▸ **WHAT IS REQUIRED**
Print all of the lines exactly. Any picture among them stays out.

▸ **SUPPLIED RECORDS**

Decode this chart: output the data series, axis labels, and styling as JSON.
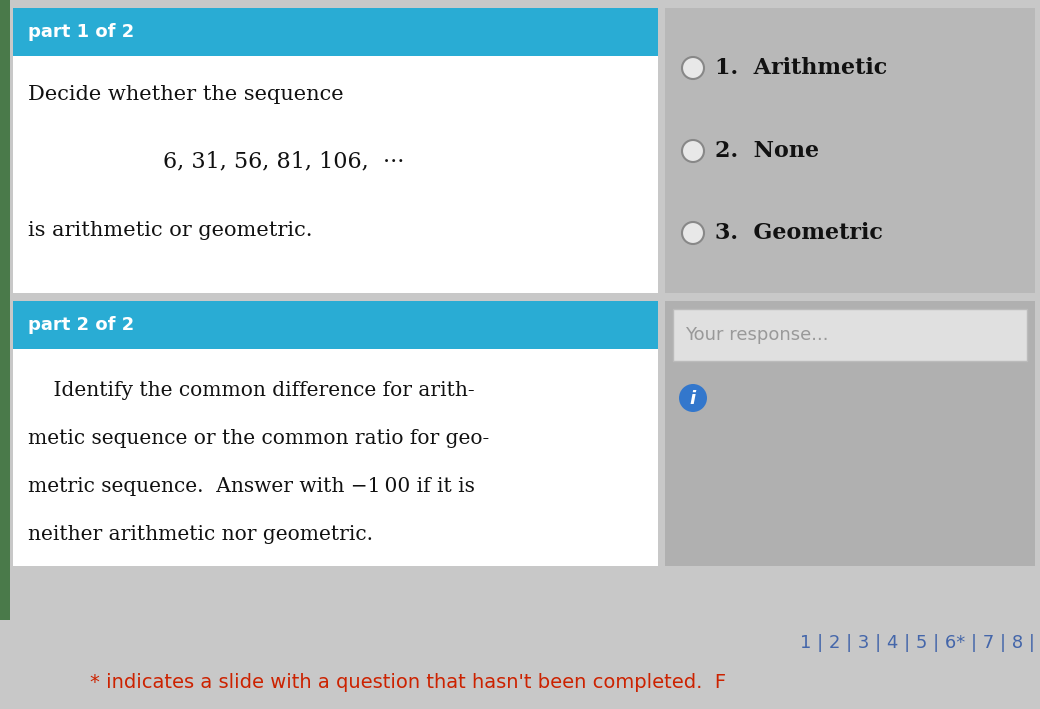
{
  "bg_color": "#c8c8c8",
  "left_panel_bg": "#ffffff",
  "right_top_bg": "#b8b8b8",
  "right_bottom_bg": "#b0b0b0",
  "header_color": "#29acd4",
  "header_text_color": "#ffffff",
  "part1_header": "part 1 of 2",
  "part1_question": "Decide whether the sequence",
  "part1_sequence": "6, 31, 56, 81, 106,  ···",
  "part1_ending": "is arithmetic or geometric.",
  "part2_header": "part 2 of 2",
  "part2_text_lines": [
    "    Identify the common difference for arith-",
    "metic sequence or the common ratio for geo-",
    "metric sequence.  Answer with −1 00 if it is",
    "neither arithmetic nor geometric."
  ],
  "choices": [
    "1.  Arithmetic",
    "2.  None",
    "3.  Geometric"
  ],
  "response_placeholder": "Your response...",
  "nav_text": "1 | 2 | 3 | 4 | 5 | 6* | 7 | 8 |",
  "footer_text": "* indicates a slide with a question that hasn't been completed.  F",
  "footer_color": "#cc2200",
  "nav_color": "#4466aa",
  "left_edge_color": "#4a7a4a",
  "answer_selected": -1
}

▸ **ANSWER TO THE PROBLEM**
Decode this chart: output the data series, axis labels, and styling as JSON.
{
  "bg_color": "#c8c8c8",
  "left_panel_bg": "#ffffff",
  "right_top_bg": "#b8b8b8",
  "right_bottom_bg": "#b0b0b0",
  "header_color": "#29acd4",
  "header_text_color": "#ffffff",
  "part1_header": "part 1 of 2",
  "part1_question": "Decide whether the sequence",
  "part1_sequence": "6, 31, 56, 81, 106,  ···",
  "part1_ending": "is arithmetic or geometric.",
  "part2_header": "part 2 of 2",
  "part2_text_lines": [
    "    Identify the common difference for arith-",
    "metic sequence or the common ratio for geo-",
    "metric sequence.  Answer with −1 00 if it is",
    "neither arithmetic nor geometric."
  ],
  "choices": [
    "1.  Arithmetic",
    "2.  None",
    "3.  Geometric"
  ],
  "response_placeholder": "Your response...",
  "nav_text": "1 | 2 | 3 | 4 | 5 | 6* | 7 | 8 |",
  "footer_text": "* indicates a slide with a question that hasn't been completed.  F",
  "footer_color": "#cc2200",
  "nav_color": "#4466aa",
  "left_edge_color": "#4a7a4a",
  "answer_selected": -1
}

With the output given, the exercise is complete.